Which lines hold the word "arbor"? Copy each of them from the material.

Data for processing:
#####
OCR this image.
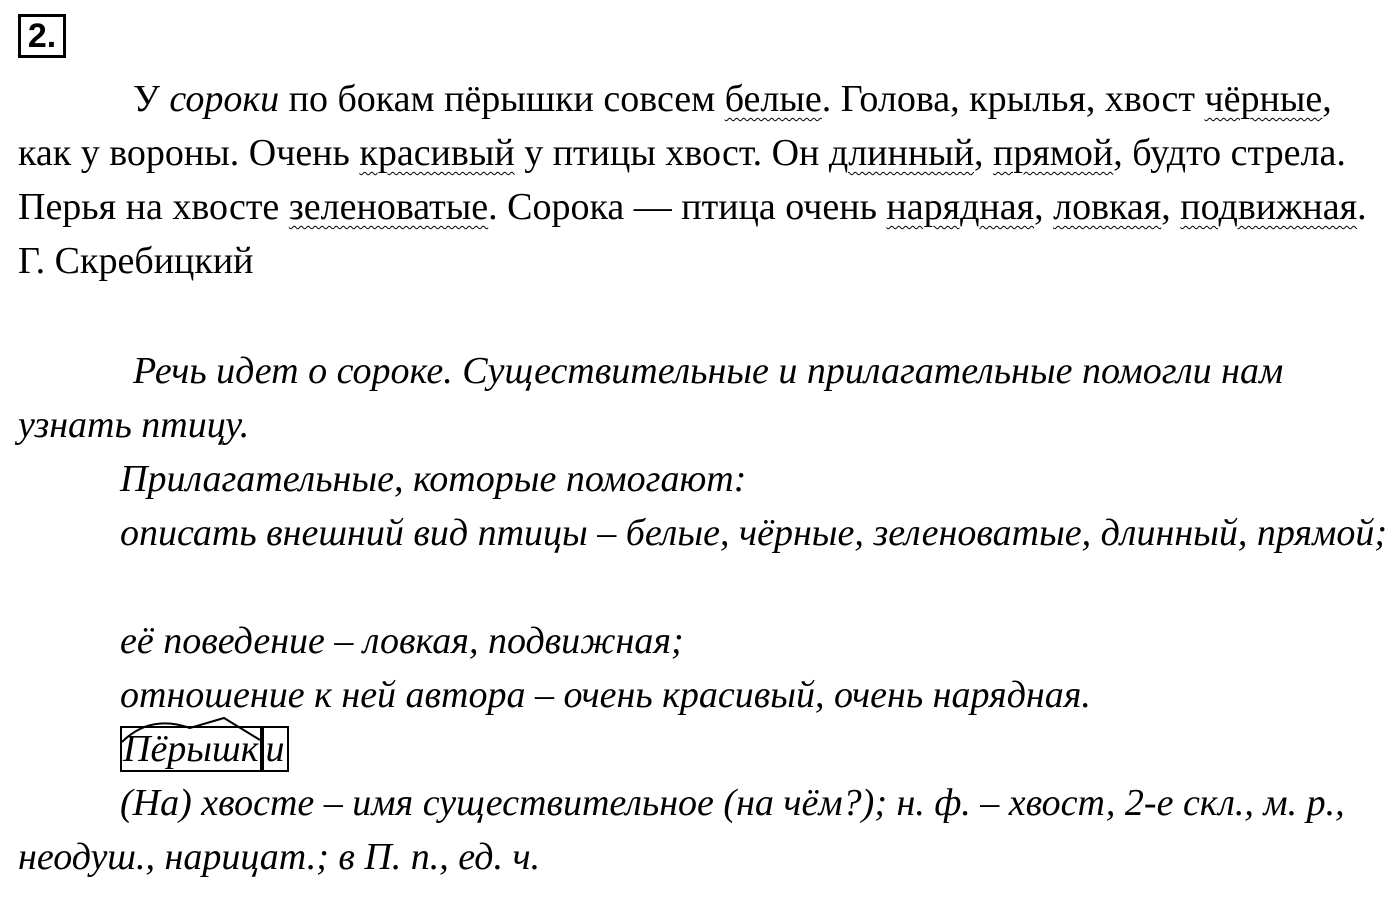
2.

У сороки по бокам пёрышки совсем белые. Голова, крылья, хвост чёрные, как у вороны. Очень красивый у птицы хвост. Он длинный, прямой, будто стрела. Перья на хвосте зеленоватые. Сорока — птица очень нарядная, ловкая, подвижная. Г. Скребицкий

Речь идет о сороке. Существительные и прилагательные помогли нам узнать птицу.

Прилагательные, которые помогают:

описать внешний вид птицы – белые, чёрные, зеленоватые, длинный, прямой;

её поведение – ловкая, подвижная;

отношение к ней автора – очень красивый, очень нарядная.

Пёрышк и

(На) хвосте – имя существительное (на чём?); н. ф. – хвост, 2-е скл., м. р., неодуш., нарицат.; в П. п., ед. ч.
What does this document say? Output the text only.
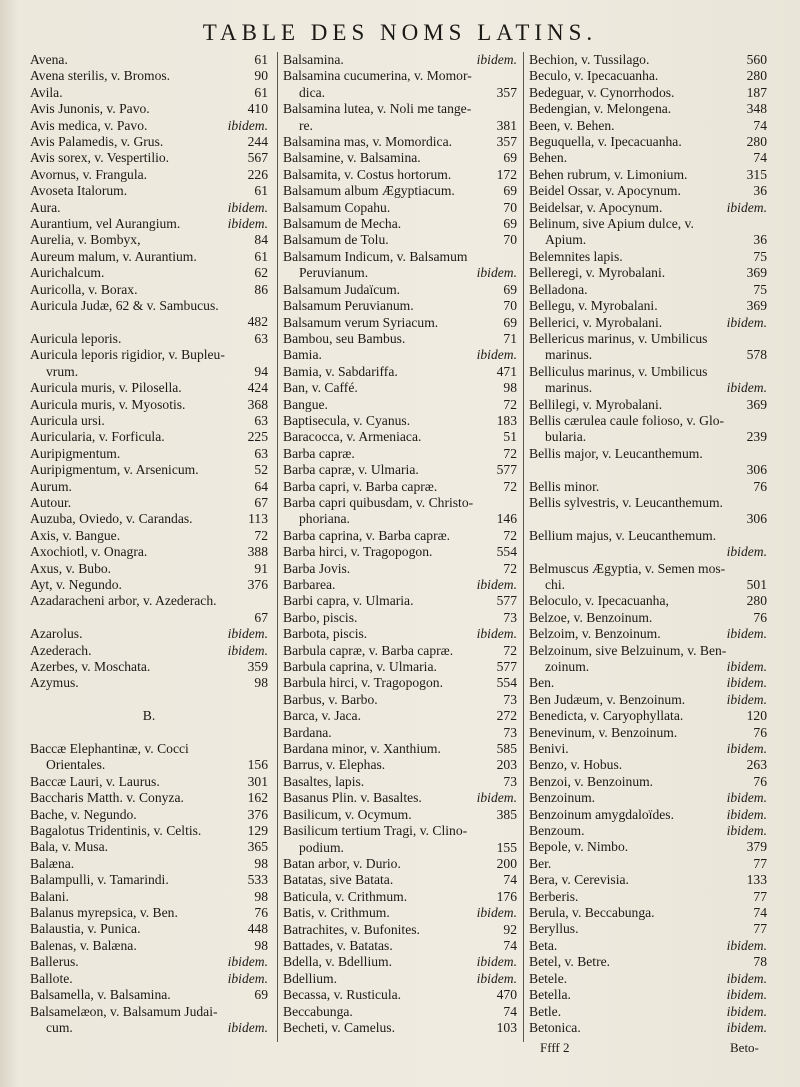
TABLE DES NOMS LATINS.
Avena.	61
Avena sterilis, v. Bromos.	90
Avila.	61
Avis Junonis, v. Pavo.	410
Avis medica, v. Pavo.	ibidem.
Avis Palamedis, v. Grus.	244
Avis sorex, v. Vespertilio.	567
Avornus, v. Frangula.	226
Avoseta Italorum.	61
Aura.	ibidem.
Aurantium, vel Aurangium.	ibidem.
Aurelia, v. Bombyx,	84
Aureum malum, v. Aurantium.	61
Aurichalcum.	62
Auricolla, v. Borax.	86
Auricula Judæ, 62 & v. Sambucus.
482
Auricula leporis.	63
Auricula leporis rigidior, v. Bupleu-
vrum.	94
Auricula muris, v. Pilosella.	424
Auricula muris, v. Myosotis.	368
Auricula ursi.	63
Auricularia, v. Forficula.	225
Auripigmentum.	63
Auripigmentum, v. Arsenicum.	52
Aurum.	64
Autour.	67
Auzuba, Oviedo, v. Carandas.	113
Axis, v. Bangue.	72
Axochiotl, v. Onagra.	388
Axus, v. Bubo.	91
Ayt, v. Negundo.	376
Azadaracheni arbor, v. Azederach.
67
Azarolus.	ibidem.
Azederach.	ibidem.
Azerbes, v. Moschata.	359
Azymus.	98
B.
Baccæ Elephantinæ, v. Cocci
Orientales.	156
Baccæ Lauri, v. Laurus.	301
Baccharis Matth. v. Conyza.	162
Bache, v. Negundo.	376
Bagalotus Tridentinis, v. Celtis.	129
Bala, v. Musa.	365
Balæna.	98
Balampulli, v. Tamarindi.	533
Balani.	98
Balanus myrepsica, v. Ben.	76
Balaustia, v. Punica.	448
Balenas, v. Balæna.	98
Ballerus.	ibidem.
Ballote.	ibidem.
Balsamella, v. Balsamina.	69
Balsamelæon, v. Balsamum Judai-
cum.	ibidem.
Balsamina.	ibidem.
Balsamina cucumerina, v. Momor-
dica.	357
Balsamina lutea, v. Noli me tange-
re.	381
Balsamina mas, v. Momordica.	357
Balsamine, v. Balsamina.	69
Balsamita, v. Costus hortorum.	172
Balsamum album Ægyptiacum.	69
Balsamum Copahu.	70
Balsamum de Mecha.	69
Balsamum de Tolu.	70
Balsamum Indicum, v. Balsamum
Peruvianum.	ibidem.
Balsamum Judaïcum.	69
Balsamum Peruvianum.	70
Balsamum verum Syriacum.	69
Bambou, seu Bambus.	71
Bamia.	ibidem.
Bamia, v. Sabdariffa.	471
Ban, v. Caffé.	98
Bangue.	72
Baptisecula, v. Cyanus.	183
Baracocca, v. Armeniaca.	51
Barba capræ.	72
Barba capræ, v. Ulmaria.	577
Barba capri, v. Barba capræ.	72
Barba capri quibusdam, v. Christo-
phoriana.	146
Barba caprina, v. Barba capræ.	72
Barba hirci, v. Tragopogon.	554
Barba Jovis.	72
Barbarea.	ibidem.
Barbi capra, v. Ulmaria.	577
Barbo, piscis.	73
Barbota, piscis.	ibidem.
Barbula capræ, v. Barba capræ.	72
Barbula caprina, v. Ulmaria.	577
Barbula hirci, v. Tragopogon.	554
Barbus, v. Barbo.	73
Barca, v. Jaca.	272
Bardana.	73
Bardana minor, v. Xanthium.	585
Barrus, v. Elephas.	203
Basaltes, lapis.	73
Basanus Plin. v. Basaltes.	ibidem.
Basilicum, v. Ocymum.	385
Basilicum tertium Tragi, v. Clino-
podium.	155
Batan arbor, v. Durio.	200
Batatas, sive Batata.	74
Baticula, v. Crithmum.	176
Batis, v. Crithmum.	ibidem.
Batrachites, v. Bufonites.	92
Battades, v. Batatas.	74
Bdella, v. Bdellium.	ibidem.
Bdellium.	ibidem.
Becassa, v. Rusticula.	470
Beccabunga.	74
Becheti, v. Camelus.	103
Bechion, v. Tussilago.	560
Beculo, v. Ipecacuanha.	280
Bedeguar, v. Cynorrhodos.	187
Bedengian, v. Melongena.	348
Been, v. Behen.	74
Beguquella, v. Ipecacuanha.	280
Behen.	74
Behen rubrum, v. Limonium.	315
Beidel Ossar, v. Apocynum.	36
Beidelsar, v. Apocynum.	ibidem.
Belinum, sive Apium dulce, v.
Apium.	36
Belemnites lapis.	75
Belleregi, v. Myrobalani.	369
Belladona.	75
Bellegu, v. Myrobalani.	369
Bellerici, v. Myrobalani.	ibidem.
Bellericus marinus, v. Umbilicus
marinus.	578
Belliculus marinus, v. Umbilicus
marinus.	ibidem.
Bellilegi, v. Myrobalani.	369
Bellis cærulea caule folioso, v. Glo-
bularia.	239
Bellis major, v. Leucanthemum.
306
Bellis minor.	76
Bellis sylvestris, v. Leucanthemum.
306
Bellium majus, v. Leucanthemum.
ibidem.
Belmuscus Ægyptia, v. Semen mos-
chi.	501
Beloculo, v. Ipecacuanha,	280
Belzoe, v. Benzoinum.	76
Belzoim, v. Benzoinum.	ibidem.
Belzoinum, sive Belzuinum, v. Ben-
zoinum.	ibidem.
Ben.	ibidem.
Ben Judæum, v. Benzoinum.	ibidem.
Benedicta, v. Caryophyllata.	120
Benevinum, v. Benzoinum.	76
Benivi.	ibidem.
Benzo, v. Hobus.	263
Benzoi, v. Benzoinum.	76
Benzoinum.	ibidem.
Benzoinum amygdaloïdes.	ibidem.
Benzoum.	ibidem.
Bepole, v. Nimbo.	379
Ber.	77
Bera, v. Cerevisia.	133
Berberis.	77
Berula, v. Beccabunga.	74
Beryllus.	77
Beta.	ibidem.
Betel, v. Betre.	78
Betele.	ibidem.
Betella.	ibidem.
Betle.	ibidem.
Betonica.	ibidem.
Ffff 2	Beto-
#####
Task output:
Azadaracheni arbor, v. Azederach.
Batan arbor, v. Durio.	200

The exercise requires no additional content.